[Start Provided entries]
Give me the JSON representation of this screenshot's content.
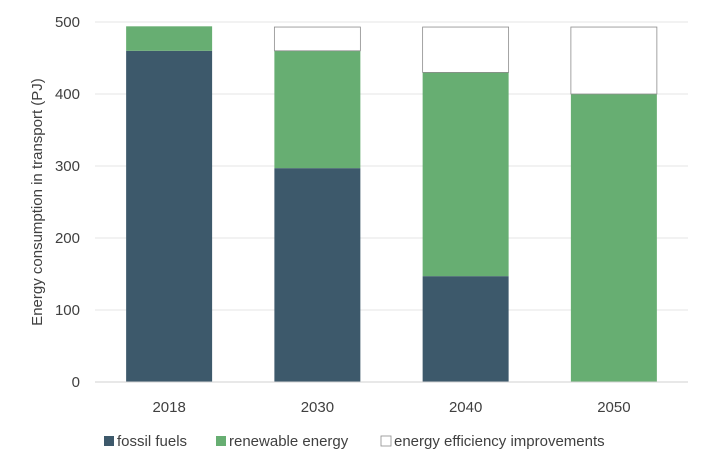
{
  "chart_data": {
    "type": "bar",
    "stacked": true,
    "categories": [
      "2018",
      "2030",
      "2040",
      "2050"
    ],
    "series": [
      {
        "name": "fossil fuels",
        "color": "#3d596b",
        "values": [
          460,
          297,
          147,
          0
        ]
      },
      {
        "name": "renewable energy",
        "color": "#67ae72",
        "values": [
          34,
          163,
          283,
          400
        ]
      },
      {
        "name": "energy efficiency improvements",
        "color": "#ffffff",
        "values": [
          0,
          33,
          63,
          93
        ]
      }
    ],
    "title": "",
    "xlabel": "",
    "ylabel": "Energy consumption in transport (PJ)",
    "ylim": [
      0,
      500
    ],
    "yticks": [
      "0",
      "100",
      "200",
      "300",
      "400",
      "500"
    ],
    "grid": true,
    "legend_position": "bottom"
  }
}
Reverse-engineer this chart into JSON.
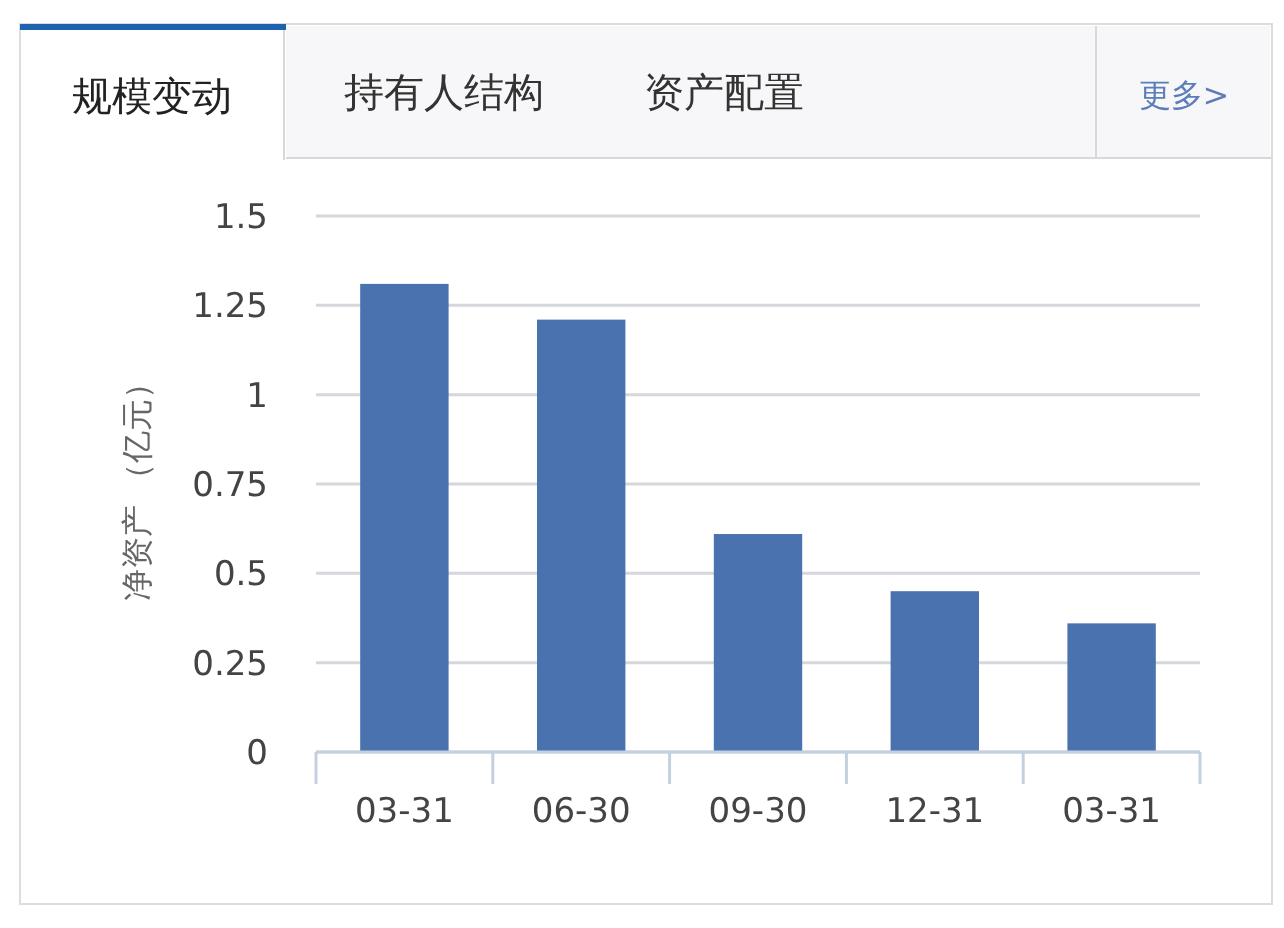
{
  "chart_data": {
    "type": "bar",
    "ylabel": "净资产 （亿元）",
    "categories": [
      "03-31",
      "06-30",
      "09-30",
      "12-31",
      "03-31"
    ],
    "values": [
      1.31,
      1.21,
      0.61,
      0.45,
      0.36
    ],
    "color": "#4a72ae",
    "ylim": [
      0,
      1.5
    ],
    "yticks": [
      0,
      0.25,
      0.5,
      0.75,
      1,
      1.25,
      1.5
    ],
    "grid": "y",
    "annotations": [
      "规模变动",
      "持有人结构",
      "资产配置",
      "更多>"
    ]
  }
}
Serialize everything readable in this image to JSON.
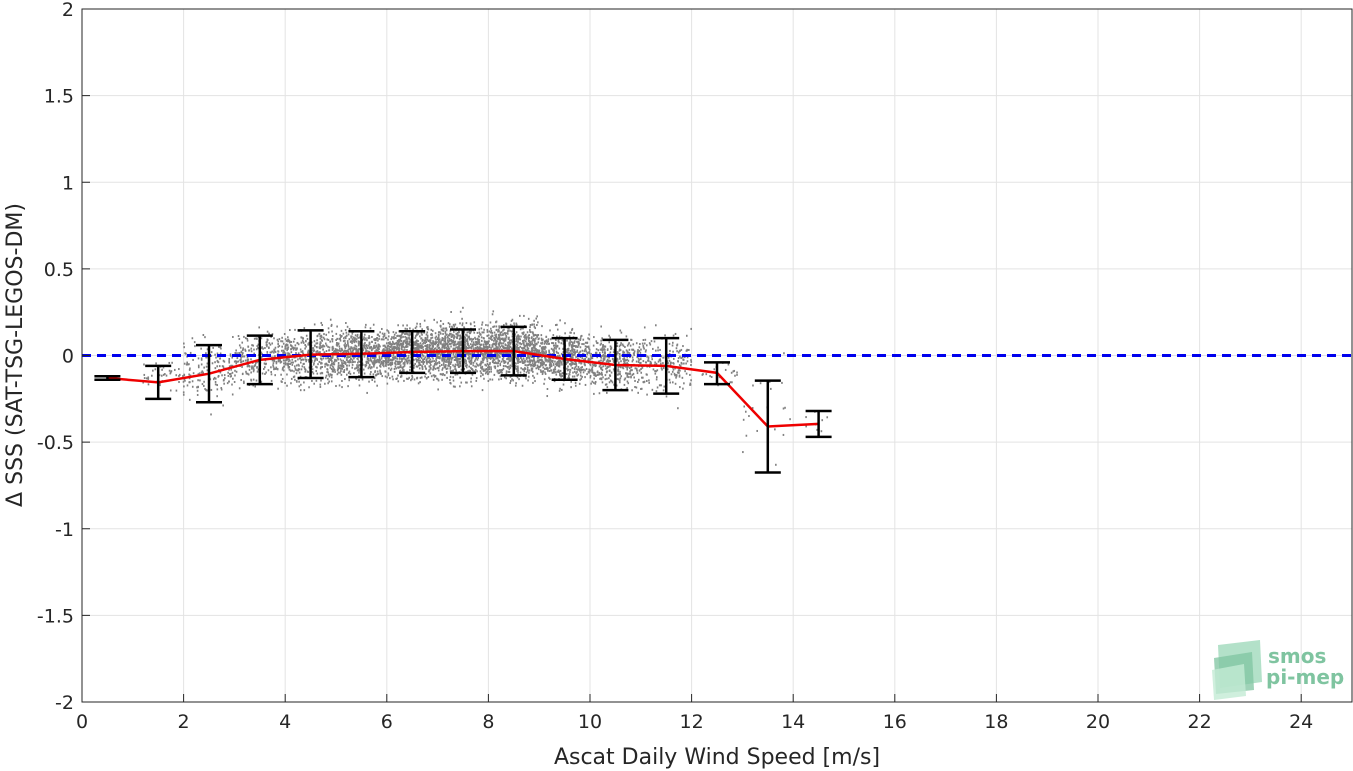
[End Provided entries]
» Request: Exclude all images and restate the records above word for word.

» Expected output:
Give me the JSON representation of this screenshot's content.
{
  "chart_data": {
    "type": "bar",
    "stacked": true,
    "categories": [
      "2018",
      "2030",
      "2040",
      "2050"
    ],
    "series": [
      {
        "name": "fossil fuels",
        "color": "#3d596b",
        "values": [
          460,
          297,
          147,
          0
        ]
      },
      {
        "name": "renewable energy",
        "color": "#67ae72",
        "values": [
          34,
          163,
          283,
          400
        ]
      },
      {
        "name": "energy efficiency improvements",
        "color": "#ffffff",
        "values": [
          0,
          33,
          63,
          93
        ]
      }
    ],
    "title": "",
    "xlabel": "",
    "ylabel": "Energy consumption in transport (PJ)",
    "ylim": [
      0,
      500
    ],
    "yticks": [
      "0",
      "100",
      "200",
      "300",
      "400",
      "500"
    ],
    "grid": true,
    "legend_position": "bottom"
  }
}
Reverse-engineer this chart into JSON.
{
  "chart_data": {
    "type": "bar",
    "ylabel": "净资产 （亿元）",
    "categories": [
      "03-31",
      "06-30",
      "09-30",
      "12-31",
      "03-31"
    ],
    "values": [
      1.31,
      1.21,
      0.61,
      0.45,
      0.36
    ],
    "color": "#4a72ae",
    "ylim": [
      0,
      1.5
    ],
    "yticks": [
      0,
      0.25,
      0.5,
      0.75,
      1,
      1.25,
      1.5
    ],
    "grid": "y",
    "annotations": [
      "规模变动",
      "持有人结构",
      "资产配置",
      "更多>"
    ]
  }
}
Serialize everything readable in this image to JSON.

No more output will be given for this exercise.